Please pull out every line that includes the string "Jenny".

══ Dataset ══

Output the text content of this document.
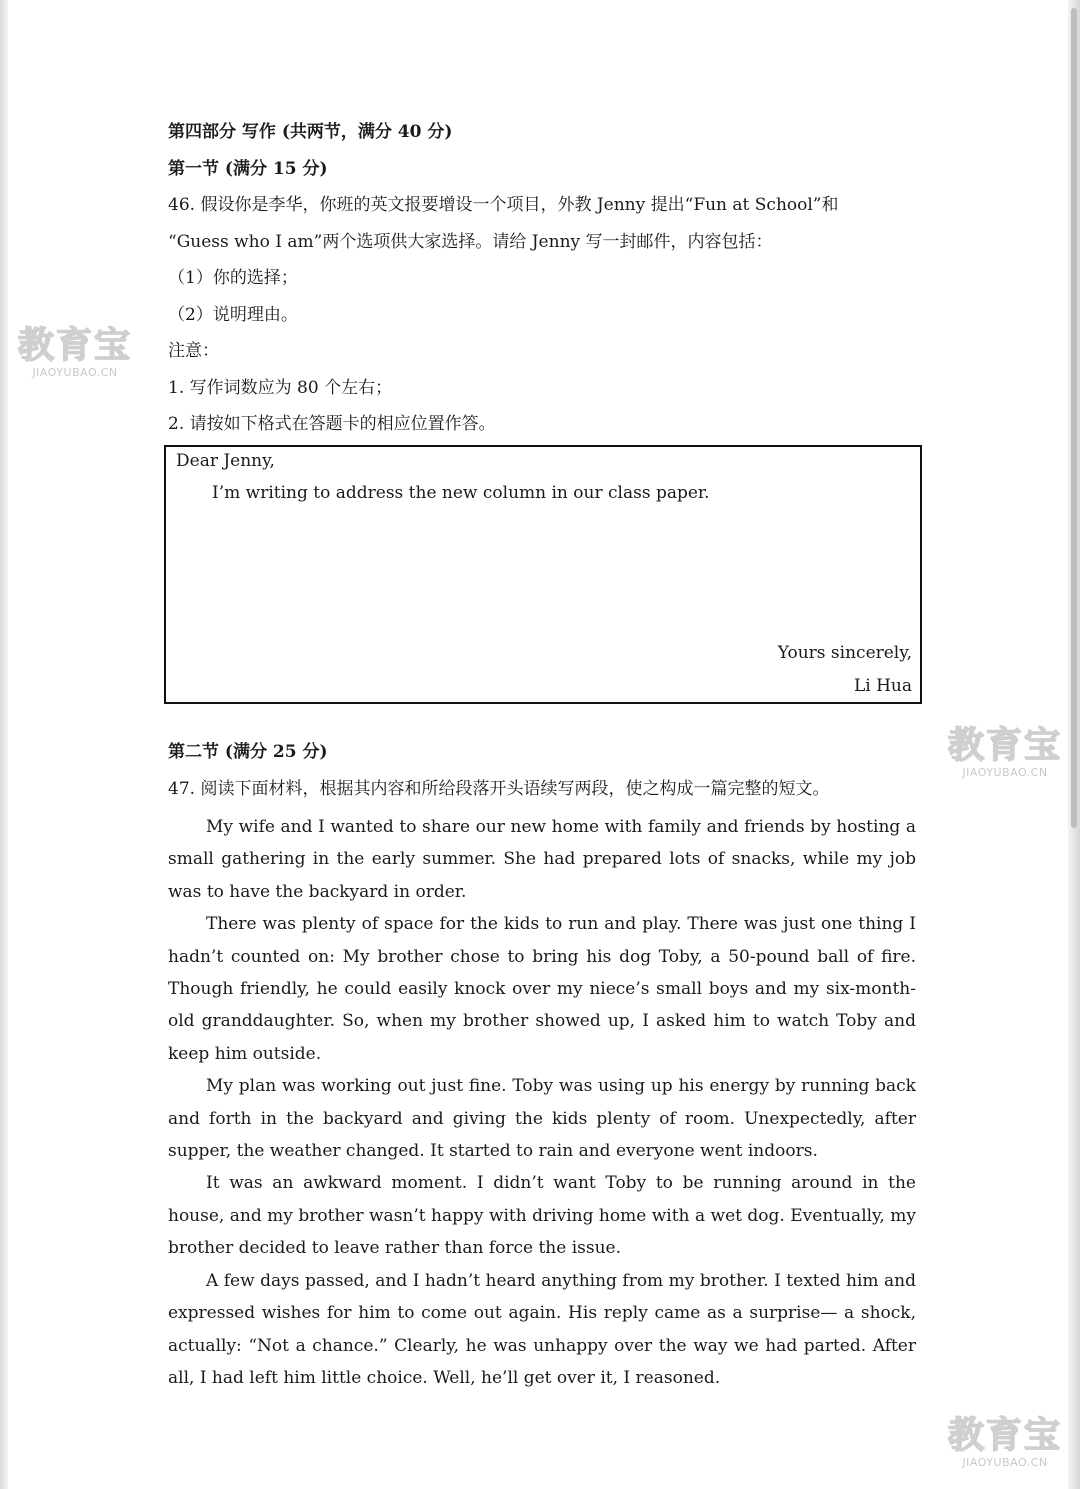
教育宝
JIAOYUBAO.CN
教育宝
JIAOYUBAO.CN
教育宝
JIAOYUBAO.CN
第四部分 写作 (共两节，满分 40 分)
第一节 (满分 15 分)
46. 假设你是李华，你班的英文报要增设一个项目，外教 Jenny 提出“Fun at School”和
“Guess who I am”两个选项供大家选择。请给 Jenny 写一封邮件，内容包括：
（1）你的选择；
（2）说明理由。
注意：
1. 写作词数应为 80 个左右；
2. 请按如下格式在答题卡的相应位置作答。
Dear Jenny,
I’m writing to address the new column in our class paper.
Yours sincerely,
Li Hua
第二节 (满分 25 分)
47. 阅读下面材料，根据其内容和所给段落开头语续写两段，使之构成一篇完整的短文。

My wife and I wanted to share our new home with family and friends by hosting a small gathering in the early summer. She had prepared lots of snacks, while my job was to have the backyard in order.

There was plenty of space for the kids to run and play. There was just one thing I hadn’t counted on: My brother chose to bring his dog Toby, a 50-pound ball of fire. Though friendly, he could easily knock over my niece’s small boys and my six-month-old granddaughter. So, when my brother showed up, I asked him to watch Toby and keep him outside.

My plan was working out just fine. Toby was using up his energy by running back and forth in the backyard and giving the kids plenty of room. Unexpectedly, after supper, the weather changed. It started to rain and everyone went indoors.

It was an awkward moment. I didn’t want Toby to be running around in the house, and my brother wasn’t happy with driving home with a wet dog. Eventually, my brother decided to leave rather than force the issue.

A few days passed, and I hadn’t heard anything from my brother. I texted him and expressed wishes for him to come out again. His reply came as a surprise— a shock, actually: “Not a chance.” Clearly, he was unhappy over the way we had parted. After all, I had left him little choice. Well, he’ll get over it, I reasoned.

═══

- Response to this task -
46. 假设你是李华，你班的英文报要增设一个项目，外教 Jenny 提出“Fun at School”和
“Guess who I am”两个选项供大家选择。请给 Jenny 写一封邮件，内容包括：
Dear Jenny,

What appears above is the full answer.